--- WRITTEN TASK ---
Only the pictures are left out: repeat the rest of the entries exactly.

--- Stored data entries ---
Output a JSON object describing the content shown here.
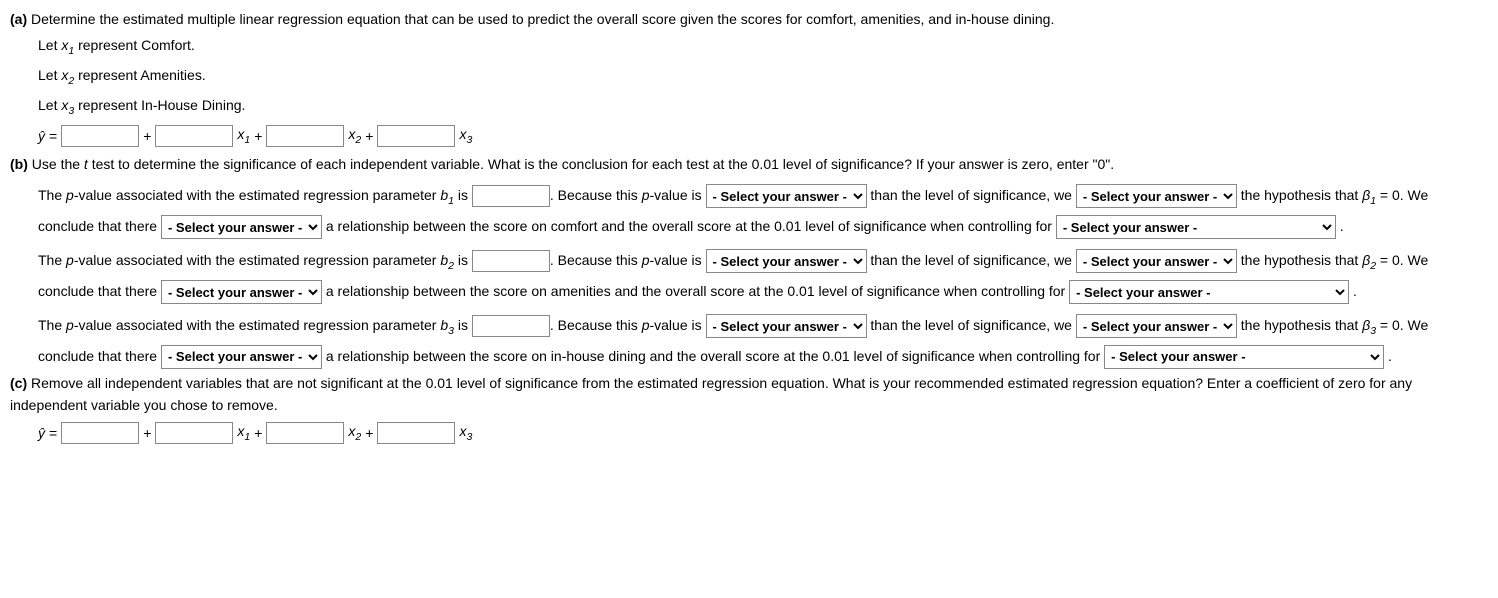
{
  "a": {
    "label": "(a)",
    "prompt": "Determine the estimated multiple linear regression equation that can be used to predict the overall score given the scores for comfort, amenities, and in-house dining.",
    "let1_pre": "Let ",
    "let1_post": " represent Comfort.",
    "let2_pre": "Let ",
    "let2_post": " represent Amenities.",
    "let3_pre": "Let ",
    "let3_post": " represent In-House Dining.",
    "eq_plus": " + ",
    "eq_equals": " = "
  },
  "b": {
    "label": "(b)",
    "prompt_pre": "Use the ",
    "prompt_post": " test to determine the significance of each independent variable. What is the conclusion for each test at the 0.01 level of significance? If your answer is zero, enter \"0\".",
    "p1_a": "The ",
    "p1_b": "-value associated with the estimated regression parameter ",
    "p1_c": " is ",
    "p1_d": ". Because this ",
    "p1_e": "-value is ",
    "p1_f": " than the level of significance, we ",
    "p1_g": " the hypothesis that ",
    "p1_h": " = 0. We conclude that there ",
    "p1_i1": " a relationship between the score on comfort and the overall score at the 0.01 level of significance when controlling for ",
    "p1_i2": " a relationship between the score on amenities and the overall score at the 0.01 level of significance when controlling for ",
    "p1_i3": " a relationship between the score on in-house dining and the overall score at the 0.01 level of significance when controlling for ",
    "p1_j": ".",
    "sel_placeholder": "- Select your answer -"
  },
  "c": {
    "label": "(c)",
    "prompt": "Remove all independent variables that are not significant at the 0.01 level of significance from the estimated regression equation. What is your recommended estimated regression equation? Enter a coefficient of zero for any independent variable you chose to remove."
  },
  "sym": {
    "yhat": "ŷ",
    "x1": "x",
    "x2": "x",
    "x3": "x",
    "b1": "b",
    "b2": "b",
    "b3": "b",
    "beta1": "β",
    "beta2": "β",
    "beta3": "β",
    "t": "t",
    "p": "p",
    "sub1": "1",
    "sub2": "2",
    "sub3": "3"
  }
}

--- ANSWER TO THIS TASK ---
Output a JSON object describing the content shown here.
{
  "a": {
    "label": "(a)",
    "prompt": "Determine the estimated multiple linear regression equation that can be used to predict the overall score given the scores for comfort, amenities, and in-house dining.",
    "let1_pre": "Let ",
    "let1_post": " represent Comfort.",
    "let2_pre": "Let ",
    "let2_post": " represent Amenities.",
    "let3_pre": "Let ",
    "let3_post": " represent In-House Dining.",
    "eq_plus": " + ",
    "eq_equals": " = "
  },
  "b": {
    "label": "(b)",
    "prompt_pre": "Use the ",
    "prompt_post": " test to determine the significance of each independent variable. What is the conclusion for each test at the 0.01 level of significance? If your answer is zero, enter \"0\".",
    "p1_a": "The ",
    "p1_b": "-value associated with the estimated regression parameter ",
    "p1_c": " is ",
    "p1_d": ". Because this ",
    "p1_e": "-value is ",
    "p1_f": " than the level of significance, we ",
    "p1_g": " the hypothesis that ",
    "p1_h": " = 0. We conclude that there ",
    "p1_i1": " a relationship between the score on comfort and the overall score at the 0.01 level of significance when controlling for ",
    "p1_i2": " a relationship between the score on amenities and the overall score at the 0.01 level of significance when controlling for ",
    "p1_i3": " a relationship between the score on in-house dining and the overall score at the 0.01 level of significance when controlling for ",
    "p1_j": ".",
    "sel_placeholder": "- Select your answer -"
  },
  "c": {
    "label": "(c)",
    "prompt": "Remove all independent variables that are not significant at the 0.01 level of significance from the estimated regression equation. What is your recommended estimated regression equation? Enter a coefficient of zero for any independent variable you chose to remove."
  },
  "sym": {
    "yhat": "ŷ",
    "x1": "x",
    "x2": "x",
    "x3": "x",
    "b1": "b",
    "b2": "b",
    "b3": "b",
    "beta1": "β",
    "beta2": "β",
    "beta3": "β",
    "t": "t",
    "p": "p",
    "sub1": "1",
    "sub2": "2",
    "sub3": "3"
  }
}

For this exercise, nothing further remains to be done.